▸ **Task goal**
Repeat word for word the lines of the data from the one containing "278, 492, 284]" through the one containing "360, 292, 366]", including both of those lines.

▸ **Excerpted data**
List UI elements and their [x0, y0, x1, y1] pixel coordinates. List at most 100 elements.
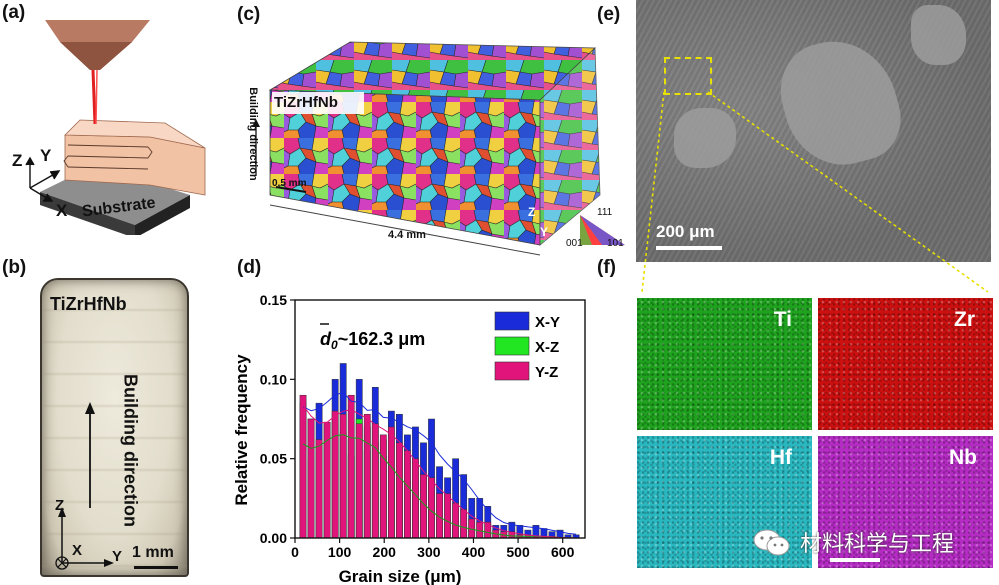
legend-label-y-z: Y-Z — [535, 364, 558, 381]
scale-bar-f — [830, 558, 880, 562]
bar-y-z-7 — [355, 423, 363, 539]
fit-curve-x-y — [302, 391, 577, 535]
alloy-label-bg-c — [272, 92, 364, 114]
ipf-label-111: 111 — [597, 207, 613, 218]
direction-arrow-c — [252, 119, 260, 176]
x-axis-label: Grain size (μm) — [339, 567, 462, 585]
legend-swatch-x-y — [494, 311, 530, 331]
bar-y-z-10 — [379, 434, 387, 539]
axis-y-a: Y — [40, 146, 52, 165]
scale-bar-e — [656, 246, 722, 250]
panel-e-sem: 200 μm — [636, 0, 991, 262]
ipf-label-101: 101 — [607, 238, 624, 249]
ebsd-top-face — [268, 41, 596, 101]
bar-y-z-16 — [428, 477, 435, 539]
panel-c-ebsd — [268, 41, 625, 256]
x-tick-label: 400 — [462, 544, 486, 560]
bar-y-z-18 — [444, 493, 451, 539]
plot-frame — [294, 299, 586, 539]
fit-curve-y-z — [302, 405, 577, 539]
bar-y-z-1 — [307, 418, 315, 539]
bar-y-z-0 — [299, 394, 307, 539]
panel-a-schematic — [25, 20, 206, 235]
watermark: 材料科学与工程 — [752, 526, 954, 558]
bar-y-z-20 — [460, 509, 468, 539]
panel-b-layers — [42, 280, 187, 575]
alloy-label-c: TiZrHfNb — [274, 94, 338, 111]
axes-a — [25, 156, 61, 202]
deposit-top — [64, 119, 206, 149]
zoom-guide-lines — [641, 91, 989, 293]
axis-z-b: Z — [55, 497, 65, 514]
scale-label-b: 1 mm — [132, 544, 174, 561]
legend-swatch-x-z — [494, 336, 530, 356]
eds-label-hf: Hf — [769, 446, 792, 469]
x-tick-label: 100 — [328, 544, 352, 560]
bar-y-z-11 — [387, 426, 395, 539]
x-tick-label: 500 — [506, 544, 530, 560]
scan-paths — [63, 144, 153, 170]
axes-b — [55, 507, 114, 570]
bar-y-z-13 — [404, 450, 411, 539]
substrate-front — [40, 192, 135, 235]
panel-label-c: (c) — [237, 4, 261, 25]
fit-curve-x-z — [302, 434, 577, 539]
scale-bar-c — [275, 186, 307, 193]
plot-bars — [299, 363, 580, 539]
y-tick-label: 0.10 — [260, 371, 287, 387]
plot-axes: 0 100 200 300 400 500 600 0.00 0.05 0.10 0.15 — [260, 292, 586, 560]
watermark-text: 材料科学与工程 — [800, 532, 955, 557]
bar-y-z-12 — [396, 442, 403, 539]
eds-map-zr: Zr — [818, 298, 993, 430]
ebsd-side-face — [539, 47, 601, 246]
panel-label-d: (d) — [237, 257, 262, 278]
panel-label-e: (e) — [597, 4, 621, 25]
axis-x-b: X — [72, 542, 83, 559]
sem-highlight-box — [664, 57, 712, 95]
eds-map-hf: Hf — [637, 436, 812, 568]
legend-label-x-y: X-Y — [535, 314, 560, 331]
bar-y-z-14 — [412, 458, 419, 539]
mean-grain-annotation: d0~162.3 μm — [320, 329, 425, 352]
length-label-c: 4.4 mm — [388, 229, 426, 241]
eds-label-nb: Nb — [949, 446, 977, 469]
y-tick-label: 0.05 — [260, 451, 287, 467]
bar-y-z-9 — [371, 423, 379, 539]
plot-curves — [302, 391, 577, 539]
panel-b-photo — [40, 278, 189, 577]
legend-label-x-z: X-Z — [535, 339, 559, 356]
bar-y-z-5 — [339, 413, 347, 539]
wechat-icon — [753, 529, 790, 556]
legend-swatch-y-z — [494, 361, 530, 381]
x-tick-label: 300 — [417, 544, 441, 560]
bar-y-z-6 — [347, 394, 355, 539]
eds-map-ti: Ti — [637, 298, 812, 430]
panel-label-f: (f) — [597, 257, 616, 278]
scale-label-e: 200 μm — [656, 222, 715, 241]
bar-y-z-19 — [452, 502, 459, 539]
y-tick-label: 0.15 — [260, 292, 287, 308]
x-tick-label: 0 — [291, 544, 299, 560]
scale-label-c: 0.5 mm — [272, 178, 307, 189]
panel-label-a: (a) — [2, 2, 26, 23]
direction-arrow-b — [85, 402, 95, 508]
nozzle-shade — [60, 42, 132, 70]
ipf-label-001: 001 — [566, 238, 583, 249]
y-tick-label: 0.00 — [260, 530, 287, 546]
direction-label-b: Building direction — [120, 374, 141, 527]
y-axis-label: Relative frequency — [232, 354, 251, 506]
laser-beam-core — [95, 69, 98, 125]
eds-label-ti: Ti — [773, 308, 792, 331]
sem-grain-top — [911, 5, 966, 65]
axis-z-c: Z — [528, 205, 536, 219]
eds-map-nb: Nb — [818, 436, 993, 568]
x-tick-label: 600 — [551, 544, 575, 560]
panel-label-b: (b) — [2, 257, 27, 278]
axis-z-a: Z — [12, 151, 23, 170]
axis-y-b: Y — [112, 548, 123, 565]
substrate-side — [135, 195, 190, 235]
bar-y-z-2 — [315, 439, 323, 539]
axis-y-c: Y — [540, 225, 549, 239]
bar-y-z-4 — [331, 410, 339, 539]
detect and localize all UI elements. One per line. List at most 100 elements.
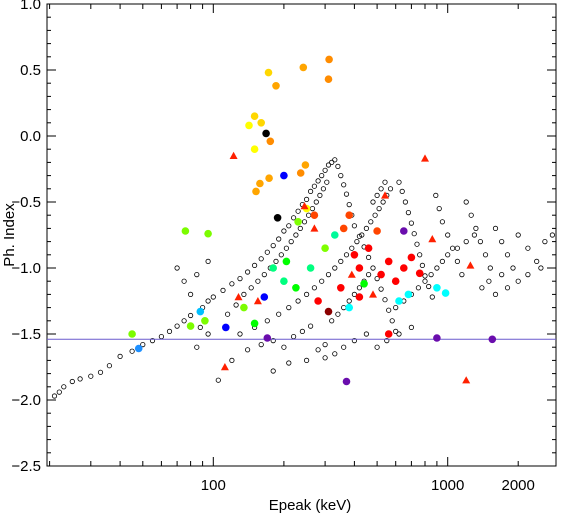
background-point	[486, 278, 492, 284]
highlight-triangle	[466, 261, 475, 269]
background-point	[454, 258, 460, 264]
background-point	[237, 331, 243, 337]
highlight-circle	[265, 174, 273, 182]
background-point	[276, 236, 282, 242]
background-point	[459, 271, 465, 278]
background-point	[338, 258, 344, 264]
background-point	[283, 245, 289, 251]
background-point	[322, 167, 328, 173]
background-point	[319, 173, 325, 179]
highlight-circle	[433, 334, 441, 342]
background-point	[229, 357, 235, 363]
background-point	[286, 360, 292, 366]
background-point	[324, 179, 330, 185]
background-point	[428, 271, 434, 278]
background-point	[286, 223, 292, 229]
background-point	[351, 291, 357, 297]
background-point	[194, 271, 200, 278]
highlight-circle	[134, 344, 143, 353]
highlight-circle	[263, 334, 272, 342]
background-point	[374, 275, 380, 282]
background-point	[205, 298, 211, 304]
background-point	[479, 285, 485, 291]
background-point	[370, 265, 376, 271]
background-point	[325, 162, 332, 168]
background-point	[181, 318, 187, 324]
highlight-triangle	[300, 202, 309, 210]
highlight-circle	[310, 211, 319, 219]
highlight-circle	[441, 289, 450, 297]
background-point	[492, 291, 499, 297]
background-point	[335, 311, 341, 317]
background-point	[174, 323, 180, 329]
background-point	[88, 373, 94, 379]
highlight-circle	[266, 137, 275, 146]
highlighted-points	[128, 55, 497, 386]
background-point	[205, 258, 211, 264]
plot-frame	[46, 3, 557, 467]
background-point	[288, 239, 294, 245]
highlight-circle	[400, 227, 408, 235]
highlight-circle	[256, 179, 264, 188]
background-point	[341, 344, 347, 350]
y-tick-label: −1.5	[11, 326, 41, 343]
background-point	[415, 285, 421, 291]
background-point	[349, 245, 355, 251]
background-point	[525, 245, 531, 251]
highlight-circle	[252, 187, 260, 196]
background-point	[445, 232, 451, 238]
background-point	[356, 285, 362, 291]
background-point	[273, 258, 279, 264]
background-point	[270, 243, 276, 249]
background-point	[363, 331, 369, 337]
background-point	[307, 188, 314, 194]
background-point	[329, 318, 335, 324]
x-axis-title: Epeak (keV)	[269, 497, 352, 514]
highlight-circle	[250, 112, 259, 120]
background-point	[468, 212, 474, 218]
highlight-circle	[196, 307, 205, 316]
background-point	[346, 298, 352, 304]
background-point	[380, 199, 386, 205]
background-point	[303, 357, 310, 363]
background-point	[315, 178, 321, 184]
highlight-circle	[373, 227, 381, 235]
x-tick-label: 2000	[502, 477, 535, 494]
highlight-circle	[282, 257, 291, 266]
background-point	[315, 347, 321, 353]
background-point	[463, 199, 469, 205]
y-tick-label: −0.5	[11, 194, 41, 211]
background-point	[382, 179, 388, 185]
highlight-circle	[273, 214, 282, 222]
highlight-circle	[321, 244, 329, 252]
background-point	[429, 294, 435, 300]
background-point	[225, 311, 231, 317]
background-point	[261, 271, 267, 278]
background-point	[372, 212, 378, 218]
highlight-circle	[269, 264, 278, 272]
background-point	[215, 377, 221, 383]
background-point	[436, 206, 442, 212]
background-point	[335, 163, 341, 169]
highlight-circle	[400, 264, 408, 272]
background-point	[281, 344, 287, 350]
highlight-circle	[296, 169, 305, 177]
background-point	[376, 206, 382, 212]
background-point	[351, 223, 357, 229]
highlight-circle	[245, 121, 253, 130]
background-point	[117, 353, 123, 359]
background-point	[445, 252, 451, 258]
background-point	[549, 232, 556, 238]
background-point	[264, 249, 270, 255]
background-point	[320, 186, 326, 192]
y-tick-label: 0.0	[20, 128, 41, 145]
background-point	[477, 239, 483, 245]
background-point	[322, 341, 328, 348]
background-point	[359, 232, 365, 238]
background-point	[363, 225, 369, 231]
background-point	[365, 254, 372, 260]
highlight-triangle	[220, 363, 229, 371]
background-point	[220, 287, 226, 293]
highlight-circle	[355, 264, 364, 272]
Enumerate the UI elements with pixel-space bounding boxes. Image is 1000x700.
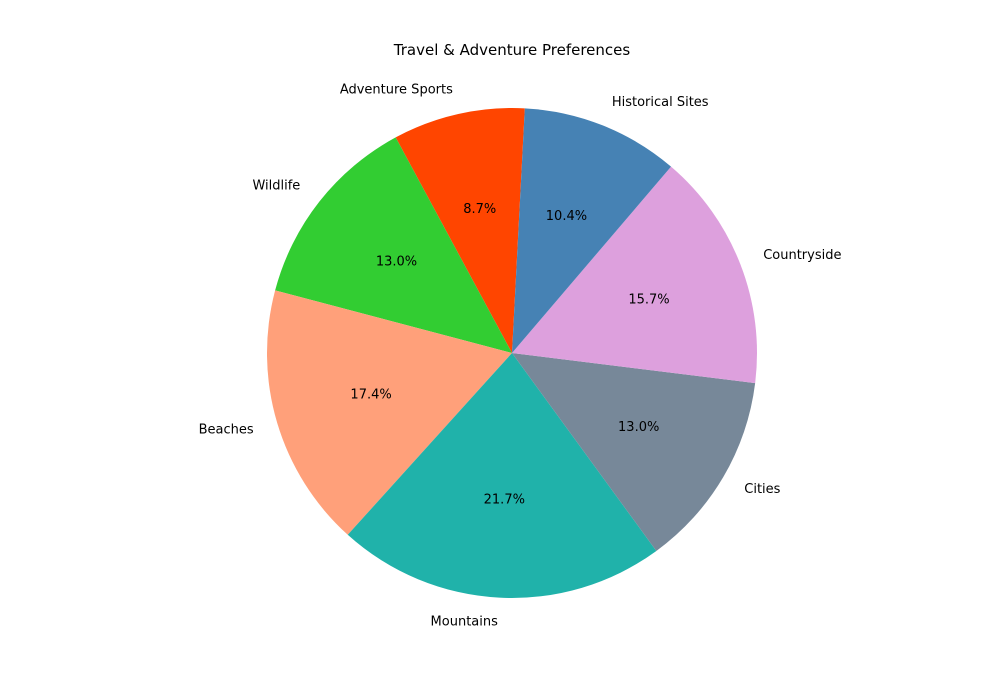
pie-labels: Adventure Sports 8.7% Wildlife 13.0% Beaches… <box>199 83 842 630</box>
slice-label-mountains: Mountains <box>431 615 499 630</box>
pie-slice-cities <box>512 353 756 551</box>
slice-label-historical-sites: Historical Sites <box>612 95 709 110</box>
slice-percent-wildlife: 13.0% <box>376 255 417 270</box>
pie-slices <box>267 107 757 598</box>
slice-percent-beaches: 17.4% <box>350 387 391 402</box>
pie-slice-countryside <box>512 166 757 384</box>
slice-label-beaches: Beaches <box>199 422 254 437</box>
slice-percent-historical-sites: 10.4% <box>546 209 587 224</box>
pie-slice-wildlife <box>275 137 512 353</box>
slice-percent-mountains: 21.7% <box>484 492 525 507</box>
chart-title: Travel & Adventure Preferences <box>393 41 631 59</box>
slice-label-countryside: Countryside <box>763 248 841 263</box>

▸ **Complete output**
background-point	[486, 278, 492, 284]
highlight-triangle	[466, 261, 475, 269]
background-point	[454, 258, 460, 264]
background-point	[237, 331, 243, 337]
highlight-circle	[265, 174, 273, 182]
background-point	[276, 236, 282, 242]
background-point	[459, 271, 465, 278]
background-point	[338, 258, 344, 264]
background-point	[283, 245, 289, 251]
background-point	[322, 167, 328, 173]
background-point	[319, 173, 325, 179]
highlight-circle	[433, 334, 441, 342]
background-point	[229, 357, 235, 363]
background-point	[286, 360, 292, 366]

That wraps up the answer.